## BEGIN Records supplied
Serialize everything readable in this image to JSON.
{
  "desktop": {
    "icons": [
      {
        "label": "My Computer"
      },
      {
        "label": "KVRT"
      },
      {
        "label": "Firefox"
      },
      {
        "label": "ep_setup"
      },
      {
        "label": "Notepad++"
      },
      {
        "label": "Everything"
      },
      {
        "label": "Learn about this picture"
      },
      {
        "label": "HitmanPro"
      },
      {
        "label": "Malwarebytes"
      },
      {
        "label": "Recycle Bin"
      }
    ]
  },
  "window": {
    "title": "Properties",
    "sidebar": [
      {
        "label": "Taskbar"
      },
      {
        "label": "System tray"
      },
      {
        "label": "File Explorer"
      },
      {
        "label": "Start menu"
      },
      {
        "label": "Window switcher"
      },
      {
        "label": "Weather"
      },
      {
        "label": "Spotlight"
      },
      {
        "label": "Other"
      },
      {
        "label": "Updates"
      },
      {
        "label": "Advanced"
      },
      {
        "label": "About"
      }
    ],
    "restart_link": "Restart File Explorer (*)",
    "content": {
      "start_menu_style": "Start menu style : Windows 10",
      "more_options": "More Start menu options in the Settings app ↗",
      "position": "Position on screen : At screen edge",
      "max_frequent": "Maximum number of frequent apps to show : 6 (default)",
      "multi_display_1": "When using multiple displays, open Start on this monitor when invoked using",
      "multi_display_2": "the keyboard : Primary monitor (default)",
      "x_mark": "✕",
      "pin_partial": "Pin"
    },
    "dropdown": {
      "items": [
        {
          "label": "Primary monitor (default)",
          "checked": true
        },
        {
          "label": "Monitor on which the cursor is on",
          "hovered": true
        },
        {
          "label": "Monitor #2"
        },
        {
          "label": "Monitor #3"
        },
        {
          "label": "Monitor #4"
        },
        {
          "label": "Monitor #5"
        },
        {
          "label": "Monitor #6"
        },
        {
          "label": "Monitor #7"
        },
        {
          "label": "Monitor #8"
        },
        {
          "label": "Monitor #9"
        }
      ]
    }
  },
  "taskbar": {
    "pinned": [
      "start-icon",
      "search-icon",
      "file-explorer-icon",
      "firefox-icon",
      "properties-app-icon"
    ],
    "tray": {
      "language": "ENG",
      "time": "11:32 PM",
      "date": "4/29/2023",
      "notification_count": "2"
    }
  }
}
## END Records supplied
> [Aim of the task]: Transcribe all the entries, keeping each one exactly as it is.

> [Written solution]:
Serialize everything readable in this image to JSON.
{
  "desktop": {
    "icons": [
      {
        "label": "My Computer"
      },
      {
        "label": "KVRT"
      },
      {
        "label": "Firefox"
      },
      {
        "label": "ep_setup"
      },
      {
        "label": "Notepad++"
      },
      {
        "label": "Everything"
      },
      {
        "label": "Learn about this picture"
      },
      {
        "label": "HitmanPro"
      },
      {
        "label": "Malwarebytes"
      },
      {
        "label": "Recycle Bin"
      }
    ]
  },
  "window": {
    "title": "Properties",
    "sidebar": [
      {
        "label": "Taskbar"
      },
      {
        "label": "System tray"
      },
      {
        "label": "File Explorer"
      },
      {
        "label": "Start menu"
      },
      {
        "label": "Window switcher"
      },
      {
        "label": "Weather"
      },
      {
        "label": "Spotlight"
      },
      {
        "label": "Other"
      },
      {
        "label": "Updates"
      },
      {
        "label": "Advanced"
      },
      {
        "label": "About"
      }
    ],
    "restart_link": "Restart File Explorer (*)",
    "content": {
      "start_menu_style": "Start menu style : Windows 10",
      "more_options": "More Start menu options in the Settings app ↗",
      "position": "Position on screen : At screen edge",
      "max_frequent": "Maximum number of frequent apps to show : 6 (default)",
      "multi_display_1": "When using multiple displays, open Start on this monitor when invoked using",
      "multi_display_2": "the keyboard : Primary monitor (default)",
      "x_mark": "✕",
      "pin_partial": "Pin"
    },
    "dropdown": {
      "items": [
        {
          "label": "Primary monitor (default)",
          "checked": true
        },
        {
          "label": "Monitor on which the cursor is on",
          "hovered": true
        },
        {
          "label": "Monitor #2"
        },
        {
          "label": "Monitor #3"
        },
        {
          "label": "Monitor #4"
        },
        {
          "label": "Monitor #5"
        },
        {
          "label": "Monitor #6"
        },
        {
          "label": "Monitor #7"
        },
        {
          "label": "Monitor #8"
        },
        {
          "label": "Monitor #9"
        }
      ]
    }
  },
  "taskbar": {
    "pinned": [
      "start-icon",
      "search-icon",
      "file-explorer-icon",
      "firefox-icon",
      "properties-app-icon"
    ],
    "tray": {
      "language": "ENG",
      "time": "11:32 PM",
      "date": "4/29/2023",
      "notification_count": "2"
    }
  }
}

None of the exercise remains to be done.